AIM 1:
In the guide to closing a limited company, rewrite the stretch from "- No pending" through "VAT (if applicable)", replacing "HMRC" with "HM Revenue and Customs".

TEXT SECTION:
How to Close a Limited Company
A guide to closing a UK limited company, covering the strike-off process, members' voluntary liquidation, tax implications of distributing assets and the steps directors must follow.
Closing a UK private limited company requires following a formal process to ensure all legal, tax and regulatory obligations are met. The two main methods are voluntary strike off and members’ voluntary liquidation (MVL). For a side-by-side comparison of these two routes, see striking off vs liquidation .
Choosing the Right Method
| Factor | Strike Off | Members’ Voluntary Liquidation |
|---|---|---|
| Cost | Low (£33 filing fee) | Higher (liquidator fees, typically £1,500+) |
| Speed | Approximately 3 months | 3 to 12 months |
| Suitable for | Companies with few assets and no debts | Companies with significant assets to distribute |
| Tax treatment of assets | Capital distribution if below £25,000 (or income distribution) | Capital gains tax treatment |
| Creditor protection | Limited formal process | Full creditor notification |
Method 1: Voluntary Strike Off
Voluntary strike off (also called voluntary dissolution) is the simplest and cheapest way to close a company. It is suitable for companies that have:
- Stopped trading or never traded
- No outstanding debts (including to HMRC, employees and suppliers)
- No pending legal proceedings
- Minimal assets to distribute
Steps to Strike Off
- Settle all debts — pay all creditors, including HMRC for any outstanding corporation tax , PAYE and VAT
- Close the company’s bank account after distributing remaining funds
- File final accounts and tax returns with HMRC and Companies House
- Deregister for VAT (if applicable)
- Close the PAYE scheme with HMRC (if the company had employees)

DATA SHOWN:
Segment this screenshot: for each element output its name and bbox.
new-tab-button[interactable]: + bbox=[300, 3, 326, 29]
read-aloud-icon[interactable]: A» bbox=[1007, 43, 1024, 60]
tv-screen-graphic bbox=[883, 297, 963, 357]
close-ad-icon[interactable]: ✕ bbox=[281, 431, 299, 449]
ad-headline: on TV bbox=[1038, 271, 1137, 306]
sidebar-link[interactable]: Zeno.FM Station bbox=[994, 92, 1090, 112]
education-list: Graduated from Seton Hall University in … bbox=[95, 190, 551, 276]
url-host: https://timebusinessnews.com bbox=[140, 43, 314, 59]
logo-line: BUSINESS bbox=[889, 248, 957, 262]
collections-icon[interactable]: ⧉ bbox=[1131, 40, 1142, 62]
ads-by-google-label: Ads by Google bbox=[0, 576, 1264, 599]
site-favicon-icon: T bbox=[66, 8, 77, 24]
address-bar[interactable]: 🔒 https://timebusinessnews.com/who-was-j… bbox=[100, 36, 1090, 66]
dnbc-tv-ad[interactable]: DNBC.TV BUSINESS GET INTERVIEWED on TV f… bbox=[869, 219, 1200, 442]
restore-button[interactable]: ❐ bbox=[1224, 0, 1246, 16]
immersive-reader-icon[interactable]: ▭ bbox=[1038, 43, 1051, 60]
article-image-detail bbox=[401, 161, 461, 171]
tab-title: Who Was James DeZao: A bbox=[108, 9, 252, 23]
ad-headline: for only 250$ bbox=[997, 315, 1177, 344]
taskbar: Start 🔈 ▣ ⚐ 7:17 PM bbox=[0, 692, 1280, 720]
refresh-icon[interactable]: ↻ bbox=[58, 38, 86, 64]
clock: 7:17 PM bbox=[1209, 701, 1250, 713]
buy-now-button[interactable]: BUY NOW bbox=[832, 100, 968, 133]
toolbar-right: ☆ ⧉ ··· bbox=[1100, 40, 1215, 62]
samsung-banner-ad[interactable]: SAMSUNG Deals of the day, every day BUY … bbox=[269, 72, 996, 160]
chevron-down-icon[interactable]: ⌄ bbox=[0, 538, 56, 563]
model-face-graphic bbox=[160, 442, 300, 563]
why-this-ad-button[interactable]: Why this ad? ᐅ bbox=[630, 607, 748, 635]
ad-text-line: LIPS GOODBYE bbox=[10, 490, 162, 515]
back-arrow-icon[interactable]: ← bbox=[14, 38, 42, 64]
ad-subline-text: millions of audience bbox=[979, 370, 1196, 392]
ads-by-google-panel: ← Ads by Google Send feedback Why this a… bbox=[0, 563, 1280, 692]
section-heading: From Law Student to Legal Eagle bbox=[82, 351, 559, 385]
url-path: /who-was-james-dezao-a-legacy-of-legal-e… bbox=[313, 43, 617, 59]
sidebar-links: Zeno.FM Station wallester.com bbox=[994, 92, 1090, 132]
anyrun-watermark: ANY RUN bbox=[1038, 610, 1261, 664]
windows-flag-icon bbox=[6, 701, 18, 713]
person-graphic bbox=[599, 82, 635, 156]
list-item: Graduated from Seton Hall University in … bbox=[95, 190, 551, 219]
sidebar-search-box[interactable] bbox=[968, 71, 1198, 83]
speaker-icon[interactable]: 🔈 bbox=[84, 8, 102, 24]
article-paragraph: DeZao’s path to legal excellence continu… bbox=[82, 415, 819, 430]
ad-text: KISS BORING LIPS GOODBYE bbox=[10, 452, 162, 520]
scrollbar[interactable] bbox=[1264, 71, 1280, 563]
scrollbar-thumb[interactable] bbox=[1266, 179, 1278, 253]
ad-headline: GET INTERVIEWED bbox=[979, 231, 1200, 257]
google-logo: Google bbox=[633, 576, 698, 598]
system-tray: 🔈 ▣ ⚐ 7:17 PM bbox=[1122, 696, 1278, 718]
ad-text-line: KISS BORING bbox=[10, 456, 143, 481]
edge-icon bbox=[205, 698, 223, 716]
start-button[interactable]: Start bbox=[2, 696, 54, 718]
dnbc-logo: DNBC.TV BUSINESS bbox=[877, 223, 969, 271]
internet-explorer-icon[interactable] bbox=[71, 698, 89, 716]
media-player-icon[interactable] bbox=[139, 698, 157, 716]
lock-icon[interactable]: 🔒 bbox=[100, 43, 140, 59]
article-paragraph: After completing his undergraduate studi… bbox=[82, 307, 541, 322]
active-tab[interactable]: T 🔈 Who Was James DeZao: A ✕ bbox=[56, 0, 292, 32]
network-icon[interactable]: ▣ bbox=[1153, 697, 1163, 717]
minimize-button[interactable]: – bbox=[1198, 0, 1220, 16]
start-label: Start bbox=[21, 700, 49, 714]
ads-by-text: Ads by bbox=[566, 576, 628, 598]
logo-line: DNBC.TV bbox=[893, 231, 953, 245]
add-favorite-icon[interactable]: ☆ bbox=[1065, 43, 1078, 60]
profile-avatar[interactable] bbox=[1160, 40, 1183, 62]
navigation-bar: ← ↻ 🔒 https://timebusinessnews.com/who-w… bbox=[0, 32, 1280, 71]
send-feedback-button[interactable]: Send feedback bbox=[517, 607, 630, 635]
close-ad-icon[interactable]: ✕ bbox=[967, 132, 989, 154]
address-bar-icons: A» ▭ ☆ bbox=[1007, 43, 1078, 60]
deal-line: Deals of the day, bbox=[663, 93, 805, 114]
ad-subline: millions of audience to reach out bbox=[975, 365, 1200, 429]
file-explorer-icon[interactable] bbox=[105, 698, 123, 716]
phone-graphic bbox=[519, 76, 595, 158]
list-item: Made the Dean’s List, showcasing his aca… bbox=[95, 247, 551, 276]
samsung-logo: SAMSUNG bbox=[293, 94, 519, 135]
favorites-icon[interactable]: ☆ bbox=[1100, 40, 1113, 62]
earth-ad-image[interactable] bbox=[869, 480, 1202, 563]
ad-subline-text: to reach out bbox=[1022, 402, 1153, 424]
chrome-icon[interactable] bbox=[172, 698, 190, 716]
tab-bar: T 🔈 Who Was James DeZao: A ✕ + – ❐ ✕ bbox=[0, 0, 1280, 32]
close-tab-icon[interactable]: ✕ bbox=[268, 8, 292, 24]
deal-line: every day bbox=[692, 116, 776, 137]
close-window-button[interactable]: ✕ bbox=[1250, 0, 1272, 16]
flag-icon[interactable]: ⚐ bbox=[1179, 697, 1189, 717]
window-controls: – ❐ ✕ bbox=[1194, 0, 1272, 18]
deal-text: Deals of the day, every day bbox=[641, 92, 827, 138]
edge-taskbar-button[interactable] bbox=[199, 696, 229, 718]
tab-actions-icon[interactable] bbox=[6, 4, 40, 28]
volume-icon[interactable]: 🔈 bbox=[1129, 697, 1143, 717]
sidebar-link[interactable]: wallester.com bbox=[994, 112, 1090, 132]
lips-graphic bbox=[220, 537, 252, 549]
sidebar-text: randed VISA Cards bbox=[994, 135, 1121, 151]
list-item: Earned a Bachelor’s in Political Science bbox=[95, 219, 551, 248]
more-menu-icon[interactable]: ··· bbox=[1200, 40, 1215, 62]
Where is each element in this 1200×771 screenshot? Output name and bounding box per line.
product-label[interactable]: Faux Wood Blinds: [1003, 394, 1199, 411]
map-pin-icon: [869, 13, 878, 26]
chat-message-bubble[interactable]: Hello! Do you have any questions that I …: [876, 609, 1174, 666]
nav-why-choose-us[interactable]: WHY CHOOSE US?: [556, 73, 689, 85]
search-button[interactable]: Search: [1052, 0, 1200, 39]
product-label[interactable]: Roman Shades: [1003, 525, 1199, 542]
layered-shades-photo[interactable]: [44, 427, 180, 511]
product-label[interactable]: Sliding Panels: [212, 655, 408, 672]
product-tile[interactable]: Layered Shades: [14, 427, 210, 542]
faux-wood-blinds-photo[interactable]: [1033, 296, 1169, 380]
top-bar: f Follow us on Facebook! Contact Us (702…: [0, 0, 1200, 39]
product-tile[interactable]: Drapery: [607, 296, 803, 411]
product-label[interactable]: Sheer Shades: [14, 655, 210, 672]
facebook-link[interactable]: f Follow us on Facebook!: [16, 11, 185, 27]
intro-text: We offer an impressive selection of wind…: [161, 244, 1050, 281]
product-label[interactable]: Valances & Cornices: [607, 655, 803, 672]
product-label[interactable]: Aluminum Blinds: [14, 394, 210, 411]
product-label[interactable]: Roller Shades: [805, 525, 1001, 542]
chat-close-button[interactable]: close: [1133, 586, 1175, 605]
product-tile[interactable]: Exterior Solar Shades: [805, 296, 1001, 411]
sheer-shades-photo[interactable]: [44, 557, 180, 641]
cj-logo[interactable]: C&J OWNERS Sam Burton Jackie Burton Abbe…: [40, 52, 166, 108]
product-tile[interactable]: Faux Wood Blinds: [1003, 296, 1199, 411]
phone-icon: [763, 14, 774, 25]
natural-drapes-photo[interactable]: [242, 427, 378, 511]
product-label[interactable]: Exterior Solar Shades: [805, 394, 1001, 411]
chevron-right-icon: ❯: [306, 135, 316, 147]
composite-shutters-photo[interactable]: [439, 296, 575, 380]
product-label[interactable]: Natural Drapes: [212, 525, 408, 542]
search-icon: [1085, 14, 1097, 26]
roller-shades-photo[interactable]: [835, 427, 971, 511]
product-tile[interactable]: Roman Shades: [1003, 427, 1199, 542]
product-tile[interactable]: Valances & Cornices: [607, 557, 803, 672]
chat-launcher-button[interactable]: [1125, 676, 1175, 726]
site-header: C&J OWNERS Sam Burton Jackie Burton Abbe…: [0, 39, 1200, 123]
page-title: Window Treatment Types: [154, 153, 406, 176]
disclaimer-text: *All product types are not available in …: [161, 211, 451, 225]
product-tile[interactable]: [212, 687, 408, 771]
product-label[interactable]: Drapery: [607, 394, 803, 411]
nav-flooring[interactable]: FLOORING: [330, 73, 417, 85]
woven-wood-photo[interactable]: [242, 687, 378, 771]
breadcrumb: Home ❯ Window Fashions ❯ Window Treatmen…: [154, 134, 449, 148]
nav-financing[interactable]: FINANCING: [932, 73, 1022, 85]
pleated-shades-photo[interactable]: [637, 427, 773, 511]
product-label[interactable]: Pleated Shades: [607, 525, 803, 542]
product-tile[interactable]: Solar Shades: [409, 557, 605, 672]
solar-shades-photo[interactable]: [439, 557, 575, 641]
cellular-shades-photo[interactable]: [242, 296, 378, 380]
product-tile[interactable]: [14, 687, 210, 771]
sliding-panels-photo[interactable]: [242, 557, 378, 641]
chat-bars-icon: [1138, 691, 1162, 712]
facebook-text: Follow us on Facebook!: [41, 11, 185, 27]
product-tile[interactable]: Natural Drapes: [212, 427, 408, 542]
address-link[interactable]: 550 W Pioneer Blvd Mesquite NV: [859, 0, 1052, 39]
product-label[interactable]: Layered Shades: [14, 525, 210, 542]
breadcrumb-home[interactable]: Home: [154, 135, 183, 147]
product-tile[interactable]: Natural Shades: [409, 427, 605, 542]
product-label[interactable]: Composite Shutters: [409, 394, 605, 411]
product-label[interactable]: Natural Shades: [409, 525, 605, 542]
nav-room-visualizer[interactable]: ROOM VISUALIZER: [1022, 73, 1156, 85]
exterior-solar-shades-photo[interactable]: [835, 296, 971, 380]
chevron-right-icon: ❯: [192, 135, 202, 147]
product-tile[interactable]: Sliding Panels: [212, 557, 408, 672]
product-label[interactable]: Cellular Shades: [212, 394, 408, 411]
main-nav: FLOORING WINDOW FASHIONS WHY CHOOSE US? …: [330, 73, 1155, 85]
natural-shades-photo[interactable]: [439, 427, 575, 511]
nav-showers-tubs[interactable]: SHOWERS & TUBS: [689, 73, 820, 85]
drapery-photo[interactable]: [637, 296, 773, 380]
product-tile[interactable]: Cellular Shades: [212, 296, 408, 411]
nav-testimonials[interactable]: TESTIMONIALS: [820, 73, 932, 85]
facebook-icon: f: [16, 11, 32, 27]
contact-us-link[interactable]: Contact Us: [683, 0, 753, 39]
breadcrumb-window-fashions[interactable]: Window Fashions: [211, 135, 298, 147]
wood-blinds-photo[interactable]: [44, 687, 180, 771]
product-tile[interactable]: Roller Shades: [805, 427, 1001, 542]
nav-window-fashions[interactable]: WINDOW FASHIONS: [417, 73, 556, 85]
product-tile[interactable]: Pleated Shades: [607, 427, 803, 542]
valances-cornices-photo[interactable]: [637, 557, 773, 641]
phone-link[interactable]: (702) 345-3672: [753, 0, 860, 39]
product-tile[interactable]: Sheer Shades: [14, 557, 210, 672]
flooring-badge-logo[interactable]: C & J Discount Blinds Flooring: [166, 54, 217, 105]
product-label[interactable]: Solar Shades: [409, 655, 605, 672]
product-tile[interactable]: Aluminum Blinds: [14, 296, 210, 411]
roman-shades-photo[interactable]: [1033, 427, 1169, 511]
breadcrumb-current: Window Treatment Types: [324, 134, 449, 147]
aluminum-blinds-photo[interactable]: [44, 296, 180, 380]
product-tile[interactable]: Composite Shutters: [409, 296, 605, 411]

AIM 2:
Output the stretch of the records from their start through the line containing "education-list: Graduated from" as a numbered list, skipping blank lines.

RIGHT ANSWER 1:
- No pending legal proceedings
- Minimal assets to distribute
Steps to Strike Off
- Settle all debts — pay all creditors, including HM Revenue and Customs for any outstanding corporation tax , PAYE and VAT
- Close the company’s bank account after distributing remaining funds
- File final accounts and tax returns with HM Revenue and Customs and Companies House
- Deregister for VAT (if applicable)

RIGHT ANSWER 2:
1. Segment this screenshot: for each element output its name and bbox.
2. new-tab-button[interactable]: + bbox=[300, 3, 326, 29]
3. read-aloud-icon[interactable]: A» bbox=[1007, 43, 1024, 60]
4. tv-screen-graphic bbox=[883, 297, 963, 357]
5. close-ad-icon[interactable]: ✕ bbox=[281, 431, 299, 449]
6. ad-headline: on TV bbox=[1038, 271, 1137, 306]
7. sidebar-link[interactable]: Zeno.FM Station bbox=[994, 92, 1090, 112]
8. education-list: Graduated from Seton Hall University in … bbox=[95, 190, 551, 276]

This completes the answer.